The exercise
Transcribe the listing below word for word.
— Start of Dataset records —
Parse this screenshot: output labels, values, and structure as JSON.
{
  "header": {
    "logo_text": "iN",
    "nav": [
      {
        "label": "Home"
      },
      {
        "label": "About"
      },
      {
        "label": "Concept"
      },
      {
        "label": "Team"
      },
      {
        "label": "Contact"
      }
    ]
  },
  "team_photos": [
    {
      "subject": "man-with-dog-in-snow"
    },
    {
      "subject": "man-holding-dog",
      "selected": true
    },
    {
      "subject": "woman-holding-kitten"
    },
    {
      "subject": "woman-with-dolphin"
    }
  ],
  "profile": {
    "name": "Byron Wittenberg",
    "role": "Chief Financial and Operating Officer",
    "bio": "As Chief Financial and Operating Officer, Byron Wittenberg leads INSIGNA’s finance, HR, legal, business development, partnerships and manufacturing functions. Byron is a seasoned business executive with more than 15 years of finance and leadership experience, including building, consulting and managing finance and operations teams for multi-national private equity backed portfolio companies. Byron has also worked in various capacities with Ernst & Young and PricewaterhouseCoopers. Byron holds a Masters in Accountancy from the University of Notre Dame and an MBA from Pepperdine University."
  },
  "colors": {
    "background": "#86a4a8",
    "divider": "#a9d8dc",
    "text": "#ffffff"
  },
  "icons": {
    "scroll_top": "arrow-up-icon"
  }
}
— End of Dataset records —
Result
Parse this screenshot: output labels, values, and structure as JSON.
{
  "header": {
    "logo_text": "iN",
    "nav": [
      {
        "label": "Home"
      },
      {
        "label": "About"
      },
      {
        "label": "Concept"
      },
      {
        "label": "Team"
      },
      {
        "label": "Contact"
      }
    ]
  },
  "team_photos": [
    {
      "subject": "man-with-dog-in-snow"
    },
    {
      "subject": "man-holding-dog",
      "selected": true
    },
    {
      "subject": "woman-holding-kitten"
    },
    {
      "subject": "woman-with-dolphin"
    }
  ],
  "profile": {
    "name": "Byron Wittenberg",
    "role": "Chief Financial and Operating Officer",
    "bio": "As Chief Financial and Operating Officer, Byron Wittenberg leads INSIGNA’s finance, HR, legal, business development, partnerships and manufacturing functions. Byron is a seasoned business executive with more than 15 years of finance and leadership experience, including building, consulting and managing finance and operations teams for multi-national private equity backed portfolio companies. Byron has also worked in various capacities with Ernst & Young and PricewaterhouseCoopers. Byron holds a Masters in Accountancy from the University of Notre Dame and an MBA from Pepperdine University."
  },
  "colors": {
    "background": "#86a4a8",
    "divider": "#a9d8dc",
    "text": "#ffffff"
  },
  "icons": {
    "scroll_top": "arrow-up-icon"
  }
}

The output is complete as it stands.